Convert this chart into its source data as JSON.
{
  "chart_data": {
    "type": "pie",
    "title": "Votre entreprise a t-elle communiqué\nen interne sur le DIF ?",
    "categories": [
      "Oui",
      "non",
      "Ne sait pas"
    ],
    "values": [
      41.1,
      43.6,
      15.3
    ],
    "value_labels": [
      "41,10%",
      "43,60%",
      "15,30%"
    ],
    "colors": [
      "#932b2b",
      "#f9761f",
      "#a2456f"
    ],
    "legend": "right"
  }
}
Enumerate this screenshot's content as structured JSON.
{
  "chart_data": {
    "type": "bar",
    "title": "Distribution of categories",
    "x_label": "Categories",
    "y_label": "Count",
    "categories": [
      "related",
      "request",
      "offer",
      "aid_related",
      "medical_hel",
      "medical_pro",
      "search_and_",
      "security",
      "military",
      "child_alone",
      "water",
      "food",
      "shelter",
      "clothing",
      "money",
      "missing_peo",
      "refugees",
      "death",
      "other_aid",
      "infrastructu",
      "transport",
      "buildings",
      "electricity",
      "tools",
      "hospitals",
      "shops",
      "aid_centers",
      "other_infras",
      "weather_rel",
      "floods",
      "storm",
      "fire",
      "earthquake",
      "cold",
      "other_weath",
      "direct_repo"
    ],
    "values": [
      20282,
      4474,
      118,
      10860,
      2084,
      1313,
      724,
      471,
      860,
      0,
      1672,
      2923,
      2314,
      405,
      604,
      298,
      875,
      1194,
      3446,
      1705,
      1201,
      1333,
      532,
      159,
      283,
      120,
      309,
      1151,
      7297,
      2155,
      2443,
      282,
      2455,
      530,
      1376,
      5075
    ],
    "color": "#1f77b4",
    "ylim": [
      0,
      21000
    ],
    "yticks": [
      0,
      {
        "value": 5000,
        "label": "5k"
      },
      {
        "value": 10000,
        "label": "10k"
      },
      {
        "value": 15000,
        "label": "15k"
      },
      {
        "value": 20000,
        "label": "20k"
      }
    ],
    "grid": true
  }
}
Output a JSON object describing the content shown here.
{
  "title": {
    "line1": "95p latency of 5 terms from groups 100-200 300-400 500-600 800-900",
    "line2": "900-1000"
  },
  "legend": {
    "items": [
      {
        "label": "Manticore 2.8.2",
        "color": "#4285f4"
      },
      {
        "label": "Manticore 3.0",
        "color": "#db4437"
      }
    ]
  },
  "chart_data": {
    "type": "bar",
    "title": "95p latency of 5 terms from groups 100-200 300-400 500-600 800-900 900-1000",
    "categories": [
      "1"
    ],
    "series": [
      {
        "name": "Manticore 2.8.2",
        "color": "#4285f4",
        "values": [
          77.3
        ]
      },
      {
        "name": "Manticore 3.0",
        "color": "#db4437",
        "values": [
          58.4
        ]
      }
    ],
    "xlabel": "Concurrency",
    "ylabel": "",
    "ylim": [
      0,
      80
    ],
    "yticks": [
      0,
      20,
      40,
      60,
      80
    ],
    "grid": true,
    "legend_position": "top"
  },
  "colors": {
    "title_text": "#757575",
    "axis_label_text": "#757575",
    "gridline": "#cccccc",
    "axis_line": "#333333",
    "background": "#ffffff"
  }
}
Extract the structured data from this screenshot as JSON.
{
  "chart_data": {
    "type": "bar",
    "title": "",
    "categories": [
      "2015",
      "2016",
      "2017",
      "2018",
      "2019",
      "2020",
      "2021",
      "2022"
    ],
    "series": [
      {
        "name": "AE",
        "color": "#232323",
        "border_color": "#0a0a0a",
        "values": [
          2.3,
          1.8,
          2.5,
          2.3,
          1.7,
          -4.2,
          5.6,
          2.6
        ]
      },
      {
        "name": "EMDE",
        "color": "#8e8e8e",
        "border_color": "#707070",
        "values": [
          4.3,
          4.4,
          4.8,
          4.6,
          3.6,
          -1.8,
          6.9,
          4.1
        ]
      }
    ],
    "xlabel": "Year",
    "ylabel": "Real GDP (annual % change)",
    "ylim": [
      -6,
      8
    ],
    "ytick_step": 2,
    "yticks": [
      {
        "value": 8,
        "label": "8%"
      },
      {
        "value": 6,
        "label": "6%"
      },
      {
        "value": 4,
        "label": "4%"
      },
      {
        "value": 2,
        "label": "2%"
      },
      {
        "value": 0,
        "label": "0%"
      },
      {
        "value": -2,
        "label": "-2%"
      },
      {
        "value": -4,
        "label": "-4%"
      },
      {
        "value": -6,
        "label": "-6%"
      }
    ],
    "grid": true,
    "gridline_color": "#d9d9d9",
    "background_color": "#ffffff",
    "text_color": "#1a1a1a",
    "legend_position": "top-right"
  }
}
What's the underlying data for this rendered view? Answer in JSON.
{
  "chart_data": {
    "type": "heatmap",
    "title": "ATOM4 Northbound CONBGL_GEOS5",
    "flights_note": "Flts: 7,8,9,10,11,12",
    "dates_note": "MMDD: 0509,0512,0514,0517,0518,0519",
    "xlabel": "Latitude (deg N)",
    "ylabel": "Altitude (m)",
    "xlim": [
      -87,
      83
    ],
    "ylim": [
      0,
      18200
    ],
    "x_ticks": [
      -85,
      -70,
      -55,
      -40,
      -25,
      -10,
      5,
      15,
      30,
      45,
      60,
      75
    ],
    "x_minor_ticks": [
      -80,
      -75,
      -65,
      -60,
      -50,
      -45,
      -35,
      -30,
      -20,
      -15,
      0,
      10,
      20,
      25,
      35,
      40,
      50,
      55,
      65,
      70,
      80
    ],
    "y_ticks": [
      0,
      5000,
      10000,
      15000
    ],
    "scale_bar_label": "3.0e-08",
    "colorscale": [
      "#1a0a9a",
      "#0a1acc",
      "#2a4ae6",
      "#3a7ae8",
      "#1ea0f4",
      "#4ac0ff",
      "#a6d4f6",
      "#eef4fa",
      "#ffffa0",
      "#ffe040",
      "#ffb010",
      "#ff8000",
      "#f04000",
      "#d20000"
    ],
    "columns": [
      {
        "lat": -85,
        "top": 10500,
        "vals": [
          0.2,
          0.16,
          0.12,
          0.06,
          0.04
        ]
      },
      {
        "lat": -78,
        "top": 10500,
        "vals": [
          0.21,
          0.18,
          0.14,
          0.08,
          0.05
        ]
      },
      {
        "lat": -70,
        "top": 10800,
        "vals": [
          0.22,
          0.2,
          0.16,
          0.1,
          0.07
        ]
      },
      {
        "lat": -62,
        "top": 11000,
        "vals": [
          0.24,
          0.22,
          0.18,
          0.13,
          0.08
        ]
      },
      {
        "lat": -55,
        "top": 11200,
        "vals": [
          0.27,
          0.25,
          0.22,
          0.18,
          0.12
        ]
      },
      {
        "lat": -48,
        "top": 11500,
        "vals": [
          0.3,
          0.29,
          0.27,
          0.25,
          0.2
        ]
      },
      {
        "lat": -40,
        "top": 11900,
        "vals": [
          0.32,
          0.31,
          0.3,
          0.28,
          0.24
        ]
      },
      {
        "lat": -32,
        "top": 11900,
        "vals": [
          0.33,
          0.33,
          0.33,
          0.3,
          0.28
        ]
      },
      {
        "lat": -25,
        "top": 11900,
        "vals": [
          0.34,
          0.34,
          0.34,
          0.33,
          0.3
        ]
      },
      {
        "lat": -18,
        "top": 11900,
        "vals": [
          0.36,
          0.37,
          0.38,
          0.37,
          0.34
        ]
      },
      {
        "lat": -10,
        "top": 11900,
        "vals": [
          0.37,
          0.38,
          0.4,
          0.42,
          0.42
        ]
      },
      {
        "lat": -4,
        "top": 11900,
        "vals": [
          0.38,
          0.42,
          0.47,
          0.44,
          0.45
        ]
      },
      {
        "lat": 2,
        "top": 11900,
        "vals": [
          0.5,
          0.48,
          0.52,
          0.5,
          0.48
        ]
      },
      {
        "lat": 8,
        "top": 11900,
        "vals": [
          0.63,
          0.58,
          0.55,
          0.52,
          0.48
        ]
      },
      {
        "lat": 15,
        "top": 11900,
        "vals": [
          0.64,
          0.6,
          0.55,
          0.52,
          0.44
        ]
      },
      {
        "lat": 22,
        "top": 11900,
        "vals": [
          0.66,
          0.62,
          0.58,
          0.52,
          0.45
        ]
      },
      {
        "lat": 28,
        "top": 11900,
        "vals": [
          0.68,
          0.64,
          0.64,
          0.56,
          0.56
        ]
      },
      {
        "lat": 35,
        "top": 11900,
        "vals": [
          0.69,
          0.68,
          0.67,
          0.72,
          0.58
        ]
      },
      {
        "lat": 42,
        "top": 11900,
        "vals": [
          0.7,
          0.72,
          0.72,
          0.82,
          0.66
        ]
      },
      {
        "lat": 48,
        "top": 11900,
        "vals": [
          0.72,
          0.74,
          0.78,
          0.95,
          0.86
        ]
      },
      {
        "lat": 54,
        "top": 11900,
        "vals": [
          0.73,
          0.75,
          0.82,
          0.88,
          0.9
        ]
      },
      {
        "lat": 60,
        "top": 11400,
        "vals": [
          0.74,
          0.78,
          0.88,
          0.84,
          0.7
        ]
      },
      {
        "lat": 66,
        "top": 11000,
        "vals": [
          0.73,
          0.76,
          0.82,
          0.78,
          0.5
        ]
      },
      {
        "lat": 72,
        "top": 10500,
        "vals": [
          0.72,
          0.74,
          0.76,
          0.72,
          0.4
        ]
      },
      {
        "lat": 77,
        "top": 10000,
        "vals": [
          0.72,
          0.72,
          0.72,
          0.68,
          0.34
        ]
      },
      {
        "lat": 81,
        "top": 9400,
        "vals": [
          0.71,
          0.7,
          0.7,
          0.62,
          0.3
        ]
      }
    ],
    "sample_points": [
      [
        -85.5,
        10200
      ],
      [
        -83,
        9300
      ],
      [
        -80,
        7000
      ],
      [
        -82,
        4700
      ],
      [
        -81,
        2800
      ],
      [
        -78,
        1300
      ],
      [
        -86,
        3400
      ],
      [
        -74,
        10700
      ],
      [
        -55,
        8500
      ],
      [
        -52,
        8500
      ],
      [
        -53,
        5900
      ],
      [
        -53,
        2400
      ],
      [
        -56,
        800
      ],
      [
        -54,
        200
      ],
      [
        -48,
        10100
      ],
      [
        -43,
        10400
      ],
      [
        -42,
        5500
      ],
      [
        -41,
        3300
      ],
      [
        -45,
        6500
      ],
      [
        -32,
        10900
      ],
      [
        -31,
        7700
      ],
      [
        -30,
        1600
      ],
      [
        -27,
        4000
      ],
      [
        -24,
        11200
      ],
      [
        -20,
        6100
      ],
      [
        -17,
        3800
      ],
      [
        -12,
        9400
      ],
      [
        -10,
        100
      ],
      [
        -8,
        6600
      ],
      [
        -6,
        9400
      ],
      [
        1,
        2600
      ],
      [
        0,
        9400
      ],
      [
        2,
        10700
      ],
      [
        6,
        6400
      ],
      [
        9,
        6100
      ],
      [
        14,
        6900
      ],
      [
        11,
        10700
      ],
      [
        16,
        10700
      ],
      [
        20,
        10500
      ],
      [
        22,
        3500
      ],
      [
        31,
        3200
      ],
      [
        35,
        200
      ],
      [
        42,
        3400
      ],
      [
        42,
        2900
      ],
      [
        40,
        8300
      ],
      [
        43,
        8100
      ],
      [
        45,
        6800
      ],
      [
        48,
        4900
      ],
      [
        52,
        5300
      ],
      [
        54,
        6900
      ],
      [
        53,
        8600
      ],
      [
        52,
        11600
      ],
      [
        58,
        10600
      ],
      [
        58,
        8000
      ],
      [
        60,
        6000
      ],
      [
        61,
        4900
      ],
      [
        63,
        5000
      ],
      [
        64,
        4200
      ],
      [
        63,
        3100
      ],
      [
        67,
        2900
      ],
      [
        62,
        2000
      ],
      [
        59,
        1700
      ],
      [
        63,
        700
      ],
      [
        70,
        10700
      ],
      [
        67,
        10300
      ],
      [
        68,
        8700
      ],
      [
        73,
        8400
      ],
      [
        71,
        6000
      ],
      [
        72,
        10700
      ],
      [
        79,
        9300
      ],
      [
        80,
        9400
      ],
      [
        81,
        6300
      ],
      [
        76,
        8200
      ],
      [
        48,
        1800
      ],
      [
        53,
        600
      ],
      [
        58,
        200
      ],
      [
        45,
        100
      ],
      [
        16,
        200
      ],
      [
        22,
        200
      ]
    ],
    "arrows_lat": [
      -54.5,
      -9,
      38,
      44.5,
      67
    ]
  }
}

◇ ◇ ◇ ◇

SET TASK:
Copy out the lines in which the string "right" appears.

SOLUTION TO THE EXERCISE:
    "legend": "right"
    "legend_position": "top-right"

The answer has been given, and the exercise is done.